Exercise task:
Starting with the line that has "data-point [109, 142, 114, 148]" and going on through the line that has "fit-equation-symbol: C [376, 81, 384, 93]", write those lines out again, changing "y-tick-label" to "y-axis-tick" and keeping everything else the same.

Input data:
§ §
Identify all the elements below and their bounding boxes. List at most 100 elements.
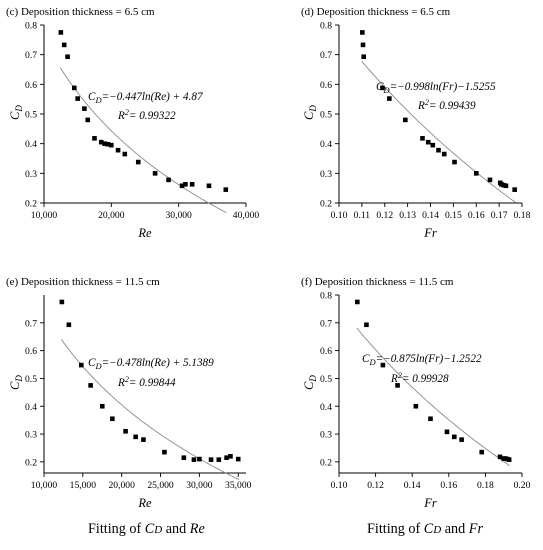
data-point [109, 142, 114, 148]
y-tick-label: 0.7 [320, 318, 332, 329]
data-point [364, 322, 369, 328]
r-squared: R2= 0.99844 [117, 375, 176, 389]
r-squared-symbol: R [390, 373, 398, 385]
data-point [181, 455, 187, 461]
fit-equation-symbol: C [376, 81, 384, 93]
y-tick-label: 0.2 [320, 199, 332, 210]
x-tick-label: 0.14 [404, 480, 421, 491]
y-tick-label: 0.3 [320, 169, 332, 180]
r-squared-value: = 0.99928 [402, 373, 449, 385]
x-tick-label: 0.14 [422, 210, 439, 221]
y-tick-label: 0.4 [320, 402, 332, 413]
data-point [224, 455, 229, 461]
y-tick-label: 0.5 [320, 110, 332, 121]
data-point [92, 136, 97, 141]
r-squared-superscript: 2 [125, 375, 129, 384]
data-point [380, 85, 385, 91]
r-squared: R2= 0.99439 [417, 98, 476, 112]
r-squared-symbol: R [417, 100, 425, 112]
data-point [223, 187, 229, 192]
data-point [420, 136, 425, 141]
y-axis-title-symbol: C [302, 111, 316, 120]
data-point [82, 106, 87, 111]
caption-right-symbol: C [423, 521, 434, 537]
data-point [206, 183, 212, 189]
fit-equation: CD=−0.998ln(Fr)−1.5255 [376, 81, 496, 95]
data-point [122, 151, 128, 157]
data-point [162, 449, 167, 455]
caption-left-mid: and [162, 521, 190, 537]
x-axis-title: Re [137, 226, 152, 240]
x-tick-label: 15,000 [70, 480, 97, 491]
data-point [105, 141, 111, 147]
x-tick-label: 0.12 [367, 480, 384, 491]
data-point [436, 147, 441, 153]
y-tick-label: 0.5 [25, 110, 37, 121]
y-axis-title-subscript: D [14, 375, 24, 383]
x-tick-label: 0.18 [477, 480, 494, 491]
panel-title: (d) Deposition thickness = 6.5 cm [301, 6, 451, 18]
r-squared-superscript: 2 [425, 98, 429, 107]
data-point [61, 42, 67, 48]
data-point [235, 456, 241, 462]
data-point [152, 171, 158, 176]
caption-right-variable: Fr [468, 521, 483, 537]
y-axis-title-symbol: C [8, 111, 22, 120]
fit-equation-body: =−0.875ln(Fr)−1.2522 [376, 353, 482, 365]
data-point [428, 416, 433, 422]
y-tick-label: 0.6 [320, 346, 332, 357]
data-point [361, 54, 367, 60]
data-point [99, 403, 105, 409]
data-point [66, 322, 72, 328]
fit-equation-subscript: D [94, 95, 102, 105]
data-point [473, 171, 479, 176]
data-point [487, 177, 493, 183]
fit-equation-symbol: C [88, 357, 96, 369]
x-tick-label: 0.10 [331, 210, 348, 221]
y-tick-label: 0.8 [25, 21, 37, 32]
y-axis-title-subscript: D [308, 105, 318, 113]
fit-equation: CD=−0.447ln(Re) + 4.87 [88, 91, 203, 105]
r-squared-value: = 0.99844 [129, 377, 176, 389]
y-tick-label: 0.2 [25, 457, 37, 468]
x-tick-label: 0.13 [399, 210, 416, 221]
data-point [512, 187, 517, 192]
y-axis-title-subscript: D [308, 375, 318, 383]
x-tick-label: 0.20 [514, 480, 531, 491]
y-tick-label: 0.2 [25, 199, 37, 210]
r-squared-superscript: 2 [125, 108, 129, 117]
x-tick-label: 40,000 [233, 210, 260, 221]
caption-left: Fitting of CD and Re [88, 521, 205, 538]
r-squared-symbol: R [117, 377, 125, 389]
y-tick-label: 0.5 [320, 374, 332, 385]
r-squared: R2= 0.99322 [117, 108, 176, 122]
y-tick-label: 0.6 [320, 80, 332, 91]
data-point [452, 159, 457, 165]
x-axis-title: Re [137, 496, 152, 510]
panel-title: (c) Deposition thickness = 6.5 cm [6, 6, 155, 18]
data-point [179, 183, 185, 189]
x-tick-label: 0.16 [468, 210, 485, 221]
fit-equation-subscript: D [382, 85, 390, 95]
panel-e: (e) Deposition thickness = 11.5 cm 10,000… [6, 276, 252, 510]
x-tick-label: 0.12 [376, 210, 393, 221]
fit-equation-body: =−0.447ln(Re) + 4.87 [102, 91, 203, 103]
data-point [72, 85, 77, 91]
data-point [183, 182, 188, 187]
y-tick-label: 0.7 [25, 318, 37, 329]
data-point [110, 416, 115, 422]
y-tick-label: 0.4 [320, 139, 332, 150]
data-point [115, 147, 121, 153]
caption-right-subscript: D [433, 524, 442, 536]
data-point [506, 457, 512, 462]
data-point [191, 457, 197, 462]
caption-left-symbol: C [144, 521, 155, 537]
fit-equation-subscript: D [368, 357, 376, 367]
y-axis-title: CD [8, 375, 24, 390]
x-tick-label: 10,000 [31, 210, 58, 221]
x-axis-title: Fr [423, 226, 437, 240]
data-point [135, 159, 141, 165]
panel-d: (d) Deposition thickness = 6.5 cm 0.10 0.1… [301, 6, 531, 240]
y-tick-label: 0.3 [320, 430, 332, 441]
y-axis-title-subscript: D [14, 105, 24, 113]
§ §
Answer below:
data-point [109, 142, 114, 148]
y-axis-tick: 0.7 [320, 318, 332, 329]
data-point [364, 322, 369, 328]
r-squared: R2= 0.99844 [117, 375, 176, 389]
r-squared-symbol: R [390, 373, 398, 385]
data-point [181, 455, 187, 461]
fit-equation-symbol: C [376, 81, 384, 93]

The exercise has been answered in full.